>> Begin DATASET
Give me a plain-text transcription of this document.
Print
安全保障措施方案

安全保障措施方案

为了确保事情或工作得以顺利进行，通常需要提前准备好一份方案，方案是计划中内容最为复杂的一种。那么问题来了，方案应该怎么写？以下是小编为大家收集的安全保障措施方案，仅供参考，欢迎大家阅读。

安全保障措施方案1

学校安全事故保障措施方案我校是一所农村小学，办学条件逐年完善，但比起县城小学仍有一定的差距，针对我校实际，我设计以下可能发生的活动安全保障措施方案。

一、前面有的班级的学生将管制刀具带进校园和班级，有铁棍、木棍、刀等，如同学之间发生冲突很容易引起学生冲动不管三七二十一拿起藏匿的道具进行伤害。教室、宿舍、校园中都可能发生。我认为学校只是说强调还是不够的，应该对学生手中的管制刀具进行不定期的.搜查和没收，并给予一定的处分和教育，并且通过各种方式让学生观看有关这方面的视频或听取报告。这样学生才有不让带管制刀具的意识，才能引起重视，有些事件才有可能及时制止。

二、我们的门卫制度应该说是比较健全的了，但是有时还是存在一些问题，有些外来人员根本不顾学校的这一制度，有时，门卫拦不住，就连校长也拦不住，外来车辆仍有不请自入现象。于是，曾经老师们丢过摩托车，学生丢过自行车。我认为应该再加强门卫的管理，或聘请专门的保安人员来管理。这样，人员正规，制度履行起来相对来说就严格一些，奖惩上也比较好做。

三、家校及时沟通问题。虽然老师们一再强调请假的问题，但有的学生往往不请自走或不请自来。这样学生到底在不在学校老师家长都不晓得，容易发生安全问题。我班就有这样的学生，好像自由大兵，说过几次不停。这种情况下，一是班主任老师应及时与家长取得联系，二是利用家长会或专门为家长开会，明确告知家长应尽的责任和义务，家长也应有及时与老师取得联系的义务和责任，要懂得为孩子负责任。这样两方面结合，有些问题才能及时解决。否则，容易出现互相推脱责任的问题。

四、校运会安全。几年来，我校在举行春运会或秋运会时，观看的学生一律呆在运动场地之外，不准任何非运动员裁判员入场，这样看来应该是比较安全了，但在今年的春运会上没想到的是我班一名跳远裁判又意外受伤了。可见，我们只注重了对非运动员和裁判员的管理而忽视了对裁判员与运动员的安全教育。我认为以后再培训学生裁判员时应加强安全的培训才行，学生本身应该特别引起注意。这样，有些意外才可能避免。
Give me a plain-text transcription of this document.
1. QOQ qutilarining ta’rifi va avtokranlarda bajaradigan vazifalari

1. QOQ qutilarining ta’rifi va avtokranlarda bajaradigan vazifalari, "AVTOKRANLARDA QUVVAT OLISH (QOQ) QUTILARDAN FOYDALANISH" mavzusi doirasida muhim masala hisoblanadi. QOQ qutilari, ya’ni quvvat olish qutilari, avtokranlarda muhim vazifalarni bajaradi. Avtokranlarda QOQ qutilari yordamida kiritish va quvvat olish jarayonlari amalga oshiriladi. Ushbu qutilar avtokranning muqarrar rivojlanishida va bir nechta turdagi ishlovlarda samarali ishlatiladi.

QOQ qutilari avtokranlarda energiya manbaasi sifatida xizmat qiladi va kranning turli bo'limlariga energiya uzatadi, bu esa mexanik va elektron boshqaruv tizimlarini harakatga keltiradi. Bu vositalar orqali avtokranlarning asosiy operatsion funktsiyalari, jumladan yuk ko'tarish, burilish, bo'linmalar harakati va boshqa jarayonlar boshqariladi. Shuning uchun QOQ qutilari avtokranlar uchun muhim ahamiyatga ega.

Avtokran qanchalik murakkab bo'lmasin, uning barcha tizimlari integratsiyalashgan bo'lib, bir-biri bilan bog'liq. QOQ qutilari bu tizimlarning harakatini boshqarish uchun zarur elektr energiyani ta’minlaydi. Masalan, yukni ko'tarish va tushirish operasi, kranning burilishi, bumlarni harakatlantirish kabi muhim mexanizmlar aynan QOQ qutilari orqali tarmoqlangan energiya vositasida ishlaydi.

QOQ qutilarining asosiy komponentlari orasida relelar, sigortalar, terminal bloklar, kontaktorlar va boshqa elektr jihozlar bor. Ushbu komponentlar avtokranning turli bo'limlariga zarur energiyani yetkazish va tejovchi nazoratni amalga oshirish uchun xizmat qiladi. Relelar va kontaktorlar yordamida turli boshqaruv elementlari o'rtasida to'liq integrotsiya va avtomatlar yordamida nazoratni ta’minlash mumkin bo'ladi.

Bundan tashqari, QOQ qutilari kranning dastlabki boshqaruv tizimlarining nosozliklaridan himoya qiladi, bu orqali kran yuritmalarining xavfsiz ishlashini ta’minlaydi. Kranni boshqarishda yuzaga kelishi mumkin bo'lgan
>> End DATASET
Determine how many lines of the data contain the word "bajaradigan", and reply with that number only.

2